Collection entries:
┌────────

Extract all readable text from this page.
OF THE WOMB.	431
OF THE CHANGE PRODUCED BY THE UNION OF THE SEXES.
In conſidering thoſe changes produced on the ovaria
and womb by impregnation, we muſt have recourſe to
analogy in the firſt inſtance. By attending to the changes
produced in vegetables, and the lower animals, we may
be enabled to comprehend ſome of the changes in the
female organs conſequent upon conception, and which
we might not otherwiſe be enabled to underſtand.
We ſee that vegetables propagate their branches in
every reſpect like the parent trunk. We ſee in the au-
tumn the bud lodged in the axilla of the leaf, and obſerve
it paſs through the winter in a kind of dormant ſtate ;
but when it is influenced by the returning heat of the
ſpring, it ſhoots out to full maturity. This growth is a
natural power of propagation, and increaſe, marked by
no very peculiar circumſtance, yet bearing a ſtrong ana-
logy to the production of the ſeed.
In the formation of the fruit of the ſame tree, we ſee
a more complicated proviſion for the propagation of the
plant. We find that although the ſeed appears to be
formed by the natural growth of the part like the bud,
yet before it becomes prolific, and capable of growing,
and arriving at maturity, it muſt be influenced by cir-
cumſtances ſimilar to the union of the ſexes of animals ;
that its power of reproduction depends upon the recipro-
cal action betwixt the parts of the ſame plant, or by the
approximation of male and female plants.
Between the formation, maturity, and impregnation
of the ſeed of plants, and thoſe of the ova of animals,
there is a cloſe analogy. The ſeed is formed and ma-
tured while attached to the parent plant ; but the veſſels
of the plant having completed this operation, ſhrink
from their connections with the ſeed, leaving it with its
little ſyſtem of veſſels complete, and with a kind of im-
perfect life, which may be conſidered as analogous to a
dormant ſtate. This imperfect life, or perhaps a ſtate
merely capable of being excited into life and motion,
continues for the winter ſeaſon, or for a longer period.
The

└────────

## Exercise prompt
Reproduce every record, matching each line exactly.

## Finished task
Extract all readable text from this page.
OF THE WOMB.	431
OF THE CHANGE PRODUCED BY THE UNION OF THE SEXES.
In conſidering thoſe changes produced on the ovaria
and womb by impregnation, we muſt have recourſe to
analogy in the firſt inſtance. By attending to the changes
produced in vegetables, and the lower animals, we may
be enabled to comprehend ſome of the changes in the
female organs conſequent upon conception, and which
we might not otherwiſe be enabled to underſtand.
We ſee that vegetables propagate their branches in
every reſpect like the parent trunk. We ſee in the au-
tumn the bud lodged in the axilla of the leaf, and obſerve
it paſs through the winter in a kind of dormant ſtate ;
but when it is influenced by the returning heat of the
ſpring, it ſhoots out to full maturity. This growth is a
natural power of propagation, and increaſe, marked by
no very peculiar circumſtance, yet bearing a ſtrong ana-
logy to the production of the ſeed.
In the formation of the fruit of the ſame tree, we ſee
a more complicated proviſion for the propagation of the
plant. We find that although the ſeed appears to be
formed by the natural growth of the part like the bud,
yet before it becomes prolific, and capable of growing,
and arriving at maturity, it muſt be influenced by cir-
cumſtances ſimilar to the union of the ſexes of animals ;
that its power of reproduction depends upon the recipro-
cal action betwixt the parts of the ſame plant, or by the
approximation of male and female plants.
Between the formation, maturity, and impregnation
of the ſeed of plants, and thoſe of the ova of animals,
there is a cloſe analogy. The ſeed is formed and ma-
tured while attached to the parent plant ; but the veſſels
of the plant having completed this operation, ſhrink
from their connections with the ſeed, leaving it with its
little ſyſtem of veſſels complete, and with a kind of im-
perfect life, which may be conſidered as analogous to a
dormant ſtate. This imperfect life, or perhaps a ſtate
merely capable of being excited into life and motion,
continues for the winter ſeaſon, or for a longer period.
The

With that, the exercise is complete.